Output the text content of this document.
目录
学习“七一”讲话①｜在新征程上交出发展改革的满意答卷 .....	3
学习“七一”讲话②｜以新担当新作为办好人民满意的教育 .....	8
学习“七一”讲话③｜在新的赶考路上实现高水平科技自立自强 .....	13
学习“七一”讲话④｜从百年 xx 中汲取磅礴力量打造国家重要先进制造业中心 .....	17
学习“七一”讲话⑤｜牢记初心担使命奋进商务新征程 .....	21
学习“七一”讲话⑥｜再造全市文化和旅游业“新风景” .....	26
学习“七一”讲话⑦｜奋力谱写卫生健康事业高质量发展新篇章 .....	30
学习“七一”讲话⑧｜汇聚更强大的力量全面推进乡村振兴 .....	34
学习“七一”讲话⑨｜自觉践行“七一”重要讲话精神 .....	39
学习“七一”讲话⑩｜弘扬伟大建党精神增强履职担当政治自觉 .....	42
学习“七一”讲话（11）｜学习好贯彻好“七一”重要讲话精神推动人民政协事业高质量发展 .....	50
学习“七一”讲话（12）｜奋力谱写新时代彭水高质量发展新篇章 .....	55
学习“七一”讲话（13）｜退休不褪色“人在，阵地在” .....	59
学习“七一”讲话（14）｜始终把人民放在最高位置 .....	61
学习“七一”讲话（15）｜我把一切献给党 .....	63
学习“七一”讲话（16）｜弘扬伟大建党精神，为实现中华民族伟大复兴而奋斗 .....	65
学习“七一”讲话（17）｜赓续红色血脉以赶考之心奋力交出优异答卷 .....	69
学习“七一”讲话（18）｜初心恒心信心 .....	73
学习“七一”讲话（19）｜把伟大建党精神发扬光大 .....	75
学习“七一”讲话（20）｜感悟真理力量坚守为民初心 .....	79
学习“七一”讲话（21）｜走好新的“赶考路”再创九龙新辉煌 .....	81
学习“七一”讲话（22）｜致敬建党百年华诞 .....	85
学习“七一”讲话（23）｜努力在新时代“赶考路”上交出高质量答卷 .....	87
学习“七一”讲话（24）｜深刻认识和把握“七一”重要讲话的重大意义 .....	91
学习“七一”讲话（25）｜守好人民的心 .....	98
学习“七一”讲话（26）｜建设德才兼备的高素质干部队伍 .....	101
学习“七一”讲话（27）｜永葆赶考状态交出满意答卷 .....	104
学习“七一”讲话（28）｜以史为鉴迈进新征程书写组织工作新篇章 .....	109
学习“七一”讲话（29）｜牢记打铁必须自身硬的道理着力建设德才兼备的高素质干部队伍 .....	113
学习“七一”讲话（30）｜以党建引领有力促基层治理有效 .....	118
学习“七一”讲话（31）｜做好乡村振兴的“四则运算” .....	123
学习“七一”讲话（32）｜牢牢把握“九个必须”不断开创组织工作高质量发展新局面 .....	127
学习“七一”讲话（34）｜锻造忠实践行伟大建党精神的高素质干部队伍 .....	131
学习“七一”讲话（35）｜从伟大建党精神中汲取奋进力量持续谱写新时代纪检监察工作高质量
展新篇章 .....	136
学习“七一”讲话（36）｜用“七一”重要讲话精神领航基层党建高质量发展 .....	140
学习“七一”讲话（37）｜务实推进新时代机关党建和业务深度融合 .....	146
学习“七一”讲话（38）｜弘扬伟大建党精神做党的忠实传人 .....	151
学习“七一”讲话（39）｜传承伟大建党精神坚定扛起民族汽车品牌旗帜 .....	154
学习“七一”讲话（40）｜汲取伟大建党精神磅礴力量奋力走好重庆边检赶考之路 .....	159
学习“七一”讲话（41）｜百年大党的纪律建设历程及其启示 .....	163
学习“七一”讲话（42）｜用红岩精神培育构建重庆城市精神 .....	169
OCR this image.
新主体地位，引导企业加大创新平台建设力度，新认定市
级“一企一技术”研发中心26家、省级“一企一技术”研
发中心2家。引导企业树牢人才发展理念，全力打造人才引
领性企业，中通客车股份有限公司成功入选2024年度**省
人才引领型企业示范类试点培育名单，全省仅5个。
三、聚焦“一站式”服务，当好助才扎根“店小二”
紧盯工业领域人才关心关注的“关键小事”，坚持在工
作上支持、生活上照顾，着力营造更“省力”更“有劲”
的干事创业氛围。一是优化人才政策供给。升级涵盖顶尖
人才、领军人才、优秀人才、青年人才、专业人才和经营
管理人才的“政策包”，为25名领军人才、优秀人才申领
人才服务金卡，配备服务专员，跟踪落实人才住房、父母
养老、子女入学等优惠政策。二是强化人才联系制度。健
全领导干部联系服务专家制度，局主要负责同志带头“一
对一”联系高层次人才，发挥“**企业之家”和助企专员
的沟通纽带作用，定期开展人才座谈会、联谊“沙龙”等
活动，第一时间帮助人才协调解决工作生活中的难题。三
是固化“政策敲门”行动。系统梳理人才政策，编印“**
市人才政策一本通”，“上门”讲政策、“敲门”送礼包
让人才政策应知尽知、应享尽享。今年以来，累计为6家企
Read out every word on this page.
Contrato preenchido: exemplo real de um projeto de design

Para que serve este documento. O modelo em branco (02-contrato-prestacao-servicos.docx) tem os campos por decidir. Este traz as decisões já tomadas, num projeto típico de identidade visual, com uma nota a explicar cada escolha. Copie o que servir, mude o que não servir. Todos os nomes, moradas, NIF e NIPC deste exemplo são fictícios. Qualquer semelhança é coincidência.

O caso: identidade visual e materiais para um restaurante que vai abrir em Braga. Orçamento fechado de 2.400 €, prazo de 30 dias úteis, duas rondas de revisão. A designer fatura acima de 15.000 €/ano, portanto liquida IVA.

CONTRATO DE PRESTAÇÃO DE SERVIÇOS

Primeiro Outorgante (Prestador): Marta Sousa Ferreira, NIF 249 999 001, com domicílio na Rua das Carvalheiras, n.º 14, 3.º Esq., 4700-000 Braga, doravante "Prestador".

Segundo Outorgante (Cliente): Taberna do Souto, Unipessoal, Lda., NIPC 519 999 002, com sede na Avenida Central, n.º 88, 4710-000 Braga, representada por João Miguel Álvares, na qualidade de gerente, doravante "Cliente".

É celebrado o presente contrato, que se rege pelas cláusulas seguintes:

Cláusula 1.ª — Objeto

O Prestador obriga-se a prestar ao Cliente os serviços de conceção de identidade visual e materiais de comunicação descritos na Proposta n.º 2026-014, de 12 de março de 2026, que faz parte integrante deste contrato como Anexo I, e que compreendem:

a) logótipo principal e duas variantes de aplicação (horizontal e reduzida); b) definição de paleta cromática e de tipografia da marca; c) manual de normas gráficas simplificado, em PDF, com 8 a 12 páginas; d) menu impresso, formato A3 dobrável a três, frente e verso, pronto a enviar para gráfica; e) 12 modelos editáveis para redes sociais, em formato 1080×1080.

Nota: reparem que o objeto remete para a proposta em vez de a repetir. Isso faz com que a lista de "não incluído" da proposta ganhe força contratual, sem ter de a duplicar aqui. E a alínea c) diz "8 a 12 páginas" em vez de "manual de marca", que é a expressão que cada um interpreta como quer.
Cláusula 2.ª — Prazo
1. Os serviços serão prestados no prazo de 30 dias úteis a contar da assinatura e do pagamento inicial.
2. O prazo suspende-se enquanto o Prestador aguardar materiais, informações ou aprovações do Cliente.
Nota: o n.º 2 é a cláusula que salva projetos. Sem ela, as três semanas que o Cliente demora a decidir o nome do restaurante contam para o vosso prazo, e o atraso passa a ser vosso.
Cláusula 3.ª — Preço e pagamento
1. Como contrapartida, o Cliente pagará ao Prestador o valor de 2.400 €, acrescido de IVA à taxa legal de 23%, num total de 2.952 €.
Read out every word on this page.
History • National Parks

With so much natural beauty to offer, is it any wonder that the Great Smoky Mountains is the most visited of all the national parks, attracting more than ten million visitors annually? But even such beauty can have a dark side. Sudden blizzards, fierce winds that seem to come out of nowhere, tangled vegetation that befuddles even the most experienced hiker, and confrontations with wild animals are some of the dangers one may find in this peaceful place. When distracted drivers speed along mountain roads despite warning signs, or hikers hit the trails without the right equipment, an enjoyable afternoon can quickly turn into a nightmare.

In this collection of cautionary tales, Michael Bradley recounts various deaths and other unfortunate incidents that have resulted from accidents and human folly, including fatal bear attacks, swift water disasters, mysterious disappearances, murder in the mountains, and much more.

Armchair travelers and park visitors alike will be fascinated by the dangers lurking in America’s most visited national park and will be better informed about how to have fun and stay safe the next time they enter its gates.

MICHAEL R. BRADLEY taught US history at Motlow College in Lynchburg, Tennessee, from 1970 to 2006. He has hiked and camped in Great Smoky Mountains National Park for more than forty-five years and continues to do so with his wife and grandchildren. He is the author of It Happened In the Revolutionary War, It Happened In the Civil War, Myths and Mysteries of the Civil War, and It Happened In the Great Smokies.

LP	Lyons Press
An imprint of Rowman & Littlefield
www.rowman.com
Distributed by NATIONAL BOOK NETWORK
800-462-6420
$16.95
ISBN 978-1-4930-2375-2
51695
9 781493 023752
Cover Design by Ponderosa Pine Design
::::::::::
Report only how many lines in the entries contain "úteis".

2